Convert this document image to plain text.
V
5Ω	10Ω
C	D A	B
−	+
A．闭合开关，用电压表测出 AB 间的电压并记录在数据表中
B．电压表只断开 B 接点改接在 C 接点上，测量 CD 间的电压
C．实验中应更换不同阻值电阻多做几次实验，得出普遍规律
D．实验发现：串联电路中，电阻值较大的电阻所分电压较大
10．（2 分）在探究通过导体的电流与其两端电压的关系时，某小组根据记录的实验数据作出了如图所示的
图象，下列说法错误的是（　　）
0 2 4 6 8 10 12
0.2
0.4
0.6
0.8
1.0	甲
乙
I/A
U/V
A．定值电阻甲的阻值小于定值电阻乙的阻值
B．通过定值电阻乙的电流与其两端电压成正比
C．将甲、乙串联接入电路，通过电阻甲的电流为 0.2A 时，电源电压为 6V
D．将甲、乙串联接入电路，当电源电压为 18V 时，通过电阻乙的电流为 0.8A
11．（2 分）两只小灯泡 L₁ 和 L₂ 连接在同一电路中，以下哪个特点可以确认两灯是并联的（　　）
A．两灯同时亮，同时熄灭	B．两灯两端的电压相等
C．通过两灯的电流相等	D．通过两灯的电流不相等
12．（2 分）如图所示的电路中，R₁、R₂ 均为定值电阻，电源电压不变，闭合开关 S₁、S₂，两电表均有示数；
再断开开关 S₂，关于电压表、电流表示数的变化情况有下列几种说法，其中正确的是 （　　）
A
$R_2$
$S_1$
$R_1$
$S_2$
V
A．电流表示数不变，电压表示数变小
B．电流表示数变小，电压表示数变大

========================

What the task asks - Write down every line of the data exactly as it appears above.

Written answer -
Convert this document image to plain text.
V
5Ω	10Ω
C	D A	B
−	+
A．闭合开关，用电压表测出 AB 间的电压并记录在数据表中
B．电压表只断开 B 接点改接在 C 接点上，测量 CD 间的电压
C．实验中应更换不同阻值电阻多做几次实验，得出普遍规律
D．实验发现：串联电路中，电阻值较大的电阻所分电压较大
10．（2 分）在探究通过导体的电流与其两端电压的关系时，某小组根据记录的实验数据作出了如图所示的
图象，下列说法错误的是（　　）
0 2 4 6 8 10 12
0.2
0.4
0.6
0.8
1.0	甲
乙
I/A
U/V
A．定值电阻甲的阻值小于定值电阻乙的阻值
B．通过定值电阻乙的电流与其两端电压成正比
C．将甲、乙串联接入电路，通过电阻甲的电流为 0.2A 时，电源电压为 6V
D．将甲、乙串联接入电路，当电源电压为 18V 时，通过电阻乙的电流为 0.8A
11．（2 分）两只小灯泡 L₁ 和 L₂ 连接在同一电路中，以下哪个特点可以确认两灯是并联的（　　）
A．两灯同时亮，同时熄灭	B．两灯两端的电压相等
C．通过两灯的电流相等	D．通过两灯的电流不相等
12．（2 分）如图所示的电路中，R₁、R₂ 均为定值电阻，电源电压不变，闭合开关 S₁、S₂，两电表均有示数；
再断开开关 S₂，关于电压表、电流表示数的变化情况有下列几种说法，其中正确的是 （　　）
A
$R_2$
$S_1$
$R_1$
$S_2$
V
A．电流表示数不变，电压表示数变小
B．电流表示数变小，电压表示数变大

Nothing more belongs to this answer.